Using the records below, locate all lines containing "synced" and return them.

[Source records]
* * * * * * * * *

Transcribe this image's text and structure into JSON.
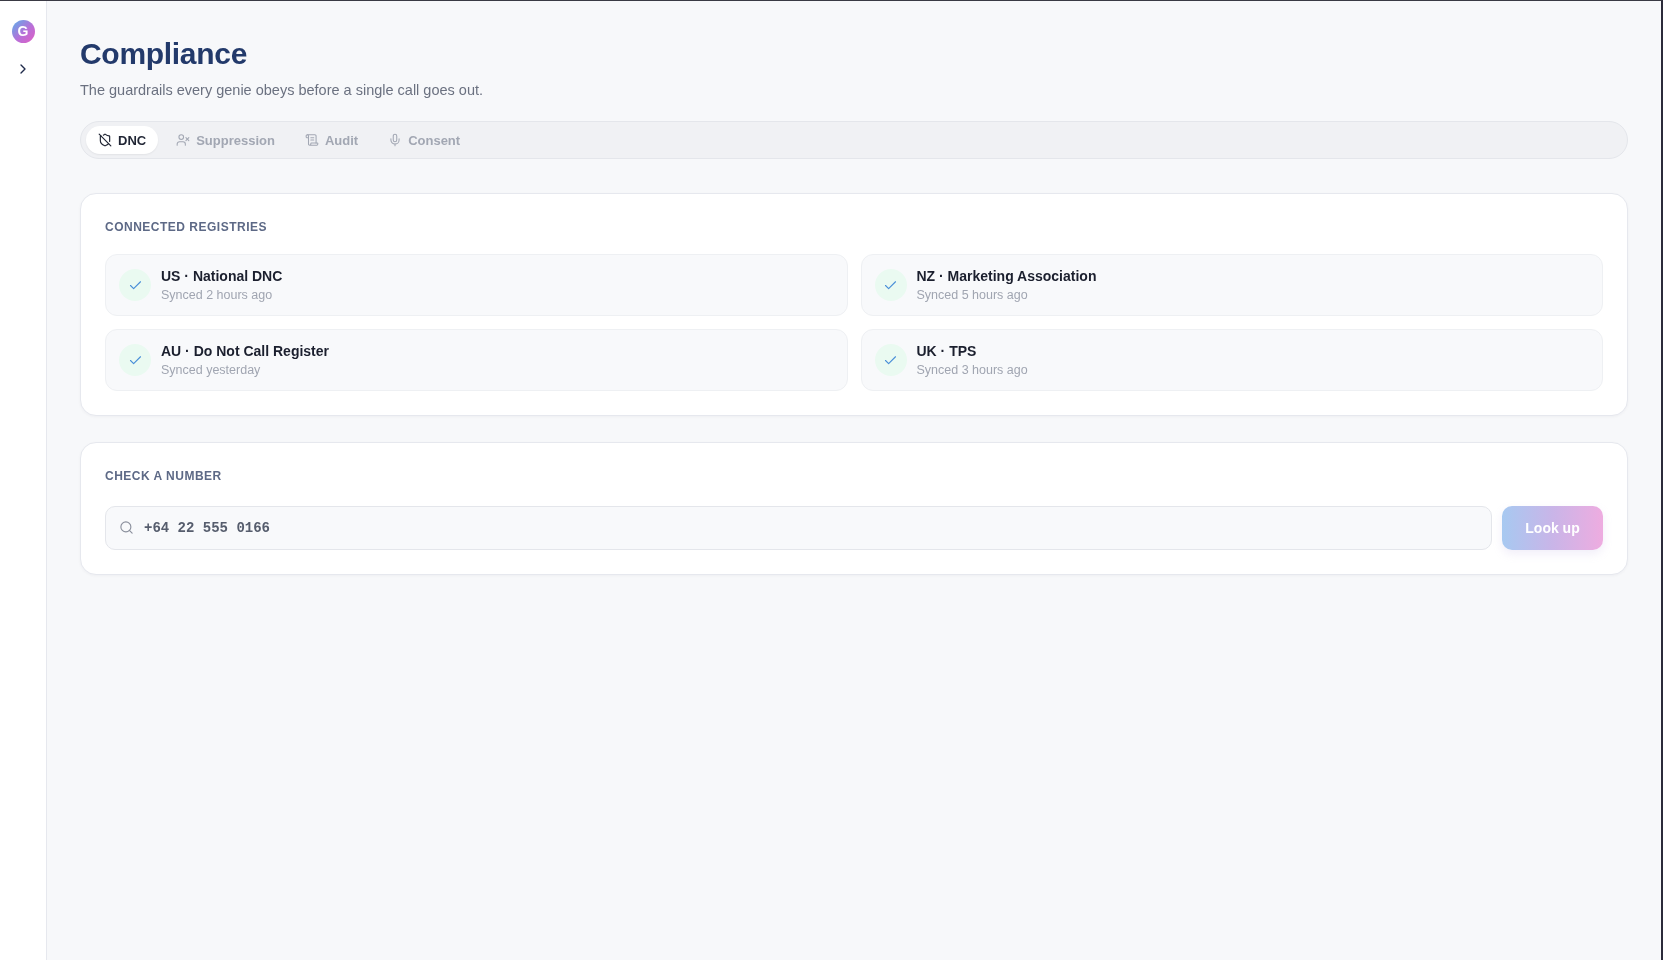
{
  "sidebar": {
    "logo": "G"
  },
  "header": {
    "title": "Compliance",
    "subtitle": "The guardrails every genie obeys before a single call goes out."
  },
  "tabs": [
    {
      "label": "DNC",
      "selected": true
    },
    {
      "label": "Suppression",
      "selected": false
    },
    {
      "label": "Audit",
      "selected": false
    },
    {
      "label": "Consent",
      "selected": false
    }
  ],
  "registries": {
    "heading": "CONNECTED REGISTRIES",
    "items": [
      {
        "name": "US · National DNC",
        "synced": "Synced 2 hours ago",
        "connected": true
      },
      {
        "name": "NZ · Marketing Association",
        "synced": "Synced 5 hours ago",
        "connected": true
      },
      {
        "name": "AU · Do Not Call Register",
        "synced": "Synced yesterday",
        "connected": true
      },
      {
        "name": "UK · TPS",
        "synced": "Synced 3 hours ago",
        "connected": true
      }
    ]
  },
  "lookup": {
    "heading": "CHECK A NUMBER",
    "value": "+64 22 555 0166",
    "button": "Look up"
  }
}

* * * * * * * * *

» **Expected answer**
        "synced": "Synced 2 hours ago",
        "synced": "Synced 5 hours ago",
        "synced": "Synced yesterday",
        "synced": "Synced 3 hours ago",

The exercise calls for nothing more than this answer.